Copy out each line exactly as it appears.

┄┄┄┄┄┄┄┄┄┄

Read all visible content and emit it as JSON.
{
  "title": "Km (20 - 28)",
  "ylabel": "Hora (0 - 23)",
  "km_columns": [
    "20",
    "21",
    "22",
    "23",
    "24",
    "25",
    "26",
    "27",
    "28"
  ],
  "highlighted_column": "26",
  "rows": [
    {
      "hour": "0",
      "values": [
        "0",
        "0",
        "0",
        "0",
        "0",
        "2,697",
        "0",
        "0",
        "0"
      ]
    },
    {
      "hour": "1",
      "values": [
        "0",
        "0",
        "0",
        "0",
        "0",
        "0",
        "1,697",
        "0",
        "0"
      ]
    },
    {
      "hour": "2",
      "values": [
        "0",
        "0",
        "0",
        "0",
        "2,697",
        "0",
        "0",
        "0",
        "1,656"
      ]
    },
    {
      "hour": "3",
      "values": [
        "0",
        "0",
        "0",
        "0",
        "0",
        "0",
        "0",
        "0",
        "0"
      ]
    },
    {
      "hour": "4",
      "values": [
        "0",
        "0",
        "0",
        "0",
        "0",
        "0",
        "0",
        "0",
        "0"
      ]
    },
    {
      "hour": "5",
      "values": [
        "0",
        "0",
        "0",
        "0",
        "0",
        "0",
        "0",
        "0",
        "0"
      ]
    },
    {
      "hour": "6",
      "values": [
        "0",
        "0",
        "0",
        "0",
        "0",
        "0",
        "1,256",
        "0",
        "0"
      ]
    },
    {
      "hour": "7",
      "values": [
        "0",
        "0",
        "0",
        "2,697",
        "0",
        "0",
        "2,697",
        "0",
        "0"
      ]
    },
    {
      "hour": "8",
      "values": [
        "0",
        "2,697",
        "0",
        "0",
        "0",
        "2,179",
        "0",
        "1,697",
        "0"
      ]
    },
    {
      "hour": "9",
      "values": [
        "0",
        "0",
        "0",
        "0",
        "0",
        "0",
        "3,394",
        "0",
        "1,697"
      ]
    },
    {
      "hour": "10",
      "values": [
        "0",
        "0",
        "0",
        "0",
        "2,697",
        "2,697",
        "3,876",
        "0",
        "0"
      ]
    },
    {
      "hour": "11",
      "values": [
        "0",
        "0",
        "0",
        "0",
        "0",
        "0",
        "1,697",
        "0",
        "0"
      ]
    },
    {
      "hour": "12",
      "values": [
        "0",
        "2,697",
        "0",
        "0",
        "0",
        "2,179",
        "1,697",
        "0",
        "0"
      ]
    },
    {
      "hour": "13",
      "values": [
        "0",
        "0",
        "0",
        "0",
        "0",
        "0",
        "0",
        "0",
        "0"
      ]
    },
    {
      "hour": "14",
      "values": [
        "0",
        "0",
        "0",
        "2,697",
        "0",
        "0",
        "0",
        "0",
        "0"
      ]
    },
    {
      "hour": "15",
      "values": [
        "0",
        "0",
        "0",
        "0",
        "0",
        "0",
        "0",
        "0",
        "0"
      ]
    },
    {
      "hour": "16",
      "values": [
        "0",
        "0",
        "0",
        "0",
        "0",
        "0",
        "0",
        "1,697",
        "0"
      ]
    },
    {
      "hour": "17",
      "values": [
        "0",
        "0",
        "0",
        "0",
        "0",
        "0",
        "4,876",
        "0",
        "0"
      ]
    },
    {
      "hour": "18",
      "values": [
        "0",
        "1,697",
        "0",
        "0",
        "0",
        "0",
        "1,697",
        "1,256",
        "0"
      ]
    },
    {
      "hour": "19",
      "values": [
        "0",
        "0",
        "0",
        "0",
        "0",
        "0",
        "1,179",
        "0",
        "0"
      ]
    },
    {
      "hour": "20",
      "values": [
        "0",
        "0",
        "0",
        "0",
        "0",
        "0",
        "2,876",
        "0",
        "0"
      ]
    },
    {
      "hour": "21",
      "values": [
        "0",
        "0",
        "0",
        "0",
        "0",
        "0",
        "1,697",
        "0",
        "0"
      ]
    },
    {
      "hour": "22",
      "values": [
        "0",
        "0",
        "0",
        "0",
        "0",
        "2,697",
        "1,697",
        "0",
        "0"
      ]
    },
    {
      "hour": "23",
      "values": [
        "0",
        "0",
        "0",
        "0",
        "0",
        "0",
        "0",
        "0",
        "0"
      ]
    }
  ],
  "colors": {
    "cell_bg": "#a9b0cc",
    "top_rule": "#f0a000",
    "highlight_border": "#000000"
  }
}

┄┄┄┄┄┄┄┄┄┄

* Full solution
Read all visible content and emit it as JSON.
{
  "title": "Km (20 - 28)",
  "ylabel": "Hora (0 - 23)",
  "km_columns": [
    "20",
    "21",
    "22",
    "23",
    "24",
    "25",
    "26",
    "27",
    "28"
  ],
  "highlighted_column": "26",
  "rows": [
    {
      "hour": "0",
      "values": [
        "0",
        "0",
        "0",
        "0",
        "0",
        "2,697",
        "0",
        "0",
        "0"
      ]
    },
    {
      "hour": "1",
      "values": [
        "0",
        "0",
        "0",
        "0",
        "0",
        "0",
        "1,697",
        "0",
        "0"
      ]
    },
    {
      "hour": "2",
      "values": [
        "0",
        "0",
        "0",
        "0",
        "2,697",
        "0",
        "0",
        "0",
        "1,656"
      ]
    },
    {
      "hour": "3",
      "values": [
        "0",
        "0",
        "0",
        "0",
        "0",
        "0",
        "0",
        "0",
        "0"
      ]
    },
    {
      "hour": "4",
      "values": [
        "0",
        "0",
        "0",
        "0",
        "0",
        "0",
        "0",
        "0",
        "0"
      ]
    },
    {
      "hour": "5",
      "values": [
        "0",
        "0",
        "0",
        "0",
        "0",
        "0",
        "0",
        "0",
        "0"
      ]
    },
    {
      "hour": "6",
      "values": [
        "0",
        "0",
        "0",
        "0",
        "0",
        "0",
        "1,256",
        "0",
        "0"
      ]
    },
    {
      "hour": "7",
      "values": [
        "0",
        "0",
        "0",
        "2,697",
        "0",
        "0",
        "2,697",
        "0",
        "0"
      ]
    },
    {
      "hour": "8",
      "values": [
        "0",
        "2,697",
        "0",
        "0",
        "0",
        "2,179",
        "0",
        "1,697",
        "0"
      ]
    },
    {
      "hour": "9",
      "values": [
        "0",
        "0",
        "0",
        "0",
        "0",
        "0",
        "3,394",
        "0",
        "1,697"
      ]
    },
    {
      "hour": "10",
      "values": [
        "0",
        "0",
        "0",
        "0",
        "2,697",
        "2,697",
        "3,876",
        "0",
        "0"
      ]
    },
    {
      "hour": "11",
      "values": [
        "0",
        "0",
        "0",
        "0",
        "0",
        "0",
        "1,697",
        "0",
        "0"
      ]
    },
    {
      "hour": "12",
      "values": [
        "0",
        "2,697",
        "0",
        "0",
        "0",
        "2,179",
        "1,697",
        "0",
        "0"
      ]
    },
    {
      "hour": "13",
      "values": [
        "0",
        "0",
        "0",
        "0",
        "0",
        "0",
        "0",
        "0",
        "0"
      ]
    },
    {
      "hour": "14",
      "values": [
        "0",
        "0",
        "0",
        "2,697",
        "0",
        "0",
        "0",
        "0",
        "0"
      ]
    },
    {
      "hour": "15",
      "values": [
        "0",
        "0",
        "0",
        "0",
        "0",
        "0",
        "0",
        "0",
        "0"
      ]
    },
    {
      "hour": "16",
      "values": [
        "0",
        "0",
        "0",
        "0",
        "0",
        "0",
        "0",
        "1,697",
        "0"
      ]
    },
    {
      "hour": "17",
      "values": [
        "0",
        "0",
        "0",
        "0",
        "0",
        "0",
        "4,876",
        "0",
        "0"
      ]
    },
    {
      "hour": "18",
      "values": [
        "0",
        "1,697",
        "0",
        "0",
        "0",
        "0",
        "1,697",
        "1,256",
        "0"
      ]
    },
    {
      "hour": "19",
      "values": [
        "0",
        "0",
        "0",
        "0",
        "0",
        "0",
        "1,179",
        "0",
        "0"
      ]
    },
    {
      "hour": "20",
      "values": [
        "0",
        "0",
        "0",
        "0",
        "0",
        "0",
        "2,876",
        "0",
        "0"
      ]
    },
    {
      "hour": "21",
      "values": [
        "0",
        "0",
        "0",
        "0",
        "0",
        "0",
        "1,697",
        "0",
        "0"
      ]
    },
    {
      "hour": "22",
      "values": [
        "0",
        "0",
        "0",
        "0",
        "0",
        "2,697",
        "1,697",
        "0",
        "0"
      ]
    },
    {
      "hour": "23",
      "values": [
        "0",
        "0",
        "0",
        "0",
        "0",
        "0",
        "0",
        "0",
        "0"
      ]
    }
  ],
  "colors": {
    "cell_bg": "#a9b0cc",
    "top_rule": "#f0a000",
    "highlight_border": "#000000"
  }
}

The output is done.